▶ [WHAT YOU ARE ASKED TO DO] Consider the records below. How many of their lines include the word "object"? State the number and nothing else.

▶ [DATA SHOWN]
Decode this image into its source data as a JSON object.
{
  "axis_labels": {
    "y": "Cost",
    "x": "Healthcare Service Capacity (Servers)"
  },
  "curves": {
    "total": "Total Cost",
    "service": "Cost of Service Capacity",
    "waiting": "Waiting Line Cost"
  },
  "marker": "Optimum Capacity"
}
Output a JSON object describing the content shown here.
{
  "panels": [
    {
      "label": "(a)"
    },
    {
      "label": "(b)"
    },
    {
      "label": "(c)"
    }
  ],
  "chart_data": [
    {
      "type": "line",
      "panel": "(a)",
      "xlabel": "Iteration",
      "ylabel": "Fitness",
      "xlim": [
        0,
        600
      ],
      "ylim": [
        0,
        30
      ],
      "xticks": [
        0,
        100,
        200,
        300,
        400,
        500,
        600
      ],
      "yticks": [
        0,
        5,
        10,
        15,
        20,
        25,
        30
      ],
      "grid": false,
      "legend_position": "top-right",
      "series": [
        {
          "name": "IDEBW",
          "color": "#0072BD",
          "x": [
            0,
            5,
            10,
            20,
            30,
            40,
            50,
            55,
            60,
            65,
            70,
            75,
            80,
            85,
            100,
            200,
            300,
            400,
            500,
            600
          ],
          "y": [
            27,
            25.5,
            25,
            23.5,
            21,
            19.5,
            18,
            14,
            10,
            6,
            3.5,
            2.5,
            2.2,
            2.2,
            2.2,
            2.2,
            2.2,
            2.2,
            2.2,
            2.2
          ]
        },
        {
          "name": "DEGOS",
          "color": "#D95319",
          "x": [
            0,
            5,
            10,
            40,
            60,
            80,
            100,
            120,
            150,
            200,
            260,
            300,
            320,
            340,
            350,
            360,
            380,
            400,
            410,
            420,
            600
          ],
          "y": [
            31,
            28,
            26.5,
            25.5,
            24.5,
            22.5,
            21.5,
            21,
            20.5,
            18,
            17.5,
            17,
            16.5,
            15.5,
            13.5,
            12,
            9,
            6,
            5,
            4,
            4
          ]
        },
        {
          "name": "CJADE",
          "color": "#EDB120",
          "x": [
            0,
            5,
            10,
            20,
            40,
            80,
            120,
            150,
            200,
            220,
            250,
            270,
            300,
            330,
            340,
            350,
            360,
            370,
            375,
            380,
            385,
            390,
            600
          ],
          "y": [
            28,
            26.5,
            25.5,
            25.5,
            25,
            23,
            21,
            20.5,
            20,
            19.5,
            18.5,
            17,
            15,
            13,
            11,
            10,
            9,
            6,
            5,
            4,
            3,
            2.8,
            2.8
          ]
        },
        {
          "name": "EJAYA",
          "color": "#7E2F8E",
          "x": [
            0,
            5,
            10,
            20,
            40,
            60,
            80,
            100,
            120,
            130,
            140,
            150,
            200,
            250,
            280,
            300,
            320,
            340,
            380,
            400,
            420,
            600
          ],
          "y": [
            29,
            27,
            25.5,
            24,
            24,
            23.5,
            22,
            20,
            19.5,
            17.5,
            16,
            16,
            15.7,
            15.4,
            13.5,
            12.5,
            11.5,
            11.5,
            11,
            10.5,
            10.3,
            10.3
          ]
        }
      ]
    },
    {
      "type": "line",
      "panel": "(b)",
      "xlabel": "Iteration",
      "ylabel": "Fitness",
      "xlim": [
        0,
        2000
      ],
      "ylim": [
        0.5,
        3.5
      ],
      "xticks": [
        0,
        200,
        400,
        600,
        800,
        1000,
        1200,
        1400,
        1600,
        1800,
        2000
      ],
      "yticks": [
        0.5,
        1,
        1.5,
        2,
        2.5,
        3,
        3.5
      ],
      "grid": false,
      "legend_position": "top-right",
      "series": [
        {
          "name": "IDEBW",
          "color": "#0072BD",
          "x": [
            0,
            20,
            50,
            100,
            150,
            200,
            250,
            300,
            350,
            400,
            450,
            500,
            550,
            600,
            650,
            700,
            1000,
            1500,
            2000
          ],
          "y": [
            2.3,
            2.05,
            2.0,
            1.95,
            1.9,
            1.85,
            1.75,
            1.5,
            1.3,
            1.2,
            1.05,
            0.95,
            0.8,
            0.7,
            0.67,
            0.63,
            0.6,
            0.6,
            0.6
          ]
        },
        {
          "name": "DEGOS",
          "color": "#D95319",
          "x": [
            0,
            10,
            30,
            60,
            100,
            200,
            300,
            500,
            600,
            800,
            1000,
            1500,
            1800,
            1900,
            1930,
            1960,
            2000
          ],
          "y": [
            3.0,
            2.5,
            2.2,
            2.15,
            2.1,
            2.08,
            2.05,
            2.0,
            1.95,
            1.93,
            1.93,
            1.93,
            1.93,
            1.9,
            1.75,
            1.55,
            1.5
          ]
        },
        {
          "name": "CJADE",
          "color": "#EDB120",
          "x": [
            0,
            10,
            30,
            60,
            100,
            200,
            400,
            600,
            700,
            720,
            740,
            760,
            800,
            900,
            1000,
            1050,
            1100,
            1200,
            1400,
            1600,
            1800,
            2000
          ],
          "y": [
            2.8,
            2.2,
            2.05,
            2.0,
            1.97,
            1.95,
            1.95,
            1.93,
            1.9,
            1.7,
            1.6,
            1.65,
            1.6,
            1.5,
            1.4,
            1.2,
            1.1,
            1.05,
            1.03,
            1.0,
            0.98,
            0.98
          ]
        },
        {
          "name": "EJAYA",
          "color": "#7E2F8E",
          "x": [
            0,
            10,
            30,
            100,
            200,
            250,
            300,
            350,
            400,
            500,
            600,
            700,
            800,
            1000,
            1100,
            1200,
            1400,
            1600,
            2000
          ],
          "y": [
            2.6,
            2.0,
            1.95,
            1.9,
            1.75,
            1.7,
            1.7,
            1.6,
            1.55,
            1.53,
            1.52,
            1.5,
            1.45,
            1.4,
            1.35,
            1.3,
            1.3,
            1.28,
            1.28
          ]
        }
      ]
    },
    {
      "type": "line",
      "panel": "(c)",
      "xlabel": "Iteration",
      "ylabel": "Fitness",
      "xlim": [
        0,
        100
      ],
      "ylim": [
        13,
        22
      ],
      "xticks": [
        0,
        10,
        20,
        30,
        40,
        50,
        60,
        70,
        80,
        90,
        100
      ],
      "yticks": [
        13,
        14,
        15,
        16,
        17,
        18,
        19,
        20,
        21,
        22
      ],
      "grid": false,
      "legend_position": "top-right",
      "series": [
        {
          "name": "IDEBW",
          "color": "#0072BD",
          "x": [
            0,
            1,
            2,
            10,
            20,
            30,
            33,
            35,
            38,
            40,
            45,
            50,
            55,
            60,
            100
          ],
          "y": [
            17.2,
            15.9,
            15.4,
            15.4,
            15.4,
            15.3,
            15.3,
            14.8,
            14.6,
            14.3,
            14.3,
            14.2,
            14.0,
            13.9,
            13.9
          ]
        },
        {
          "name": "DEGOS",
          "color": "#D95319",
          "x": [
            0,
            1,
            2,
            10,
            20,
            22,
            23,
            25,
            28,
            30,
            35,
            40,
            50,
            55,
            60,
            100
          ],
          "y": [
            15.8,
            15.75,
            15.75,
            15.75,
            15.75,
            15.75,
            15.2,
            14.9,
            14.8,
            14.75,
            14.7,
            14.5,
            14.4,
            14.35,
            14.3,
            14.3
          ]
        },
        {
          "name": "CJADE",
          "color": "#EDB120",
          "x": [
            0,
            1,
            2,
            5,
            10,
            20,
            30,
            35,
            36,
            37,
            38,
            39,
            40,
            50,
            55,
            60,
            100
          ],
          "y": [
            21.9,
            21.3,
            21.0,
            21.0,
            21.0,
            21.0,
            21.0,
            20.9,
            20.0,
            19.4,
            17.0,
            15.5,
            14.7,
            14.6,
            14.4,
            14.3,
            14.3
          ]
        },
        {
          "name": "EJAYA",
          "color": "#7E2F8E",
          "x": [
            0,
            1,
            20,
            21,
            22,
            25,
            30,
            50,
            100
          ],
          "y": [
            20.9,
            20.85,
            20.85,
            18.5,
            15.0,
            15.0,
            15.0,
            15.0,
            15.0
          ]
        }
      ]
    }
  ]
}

▶ [EXPECTED ANSWER] 2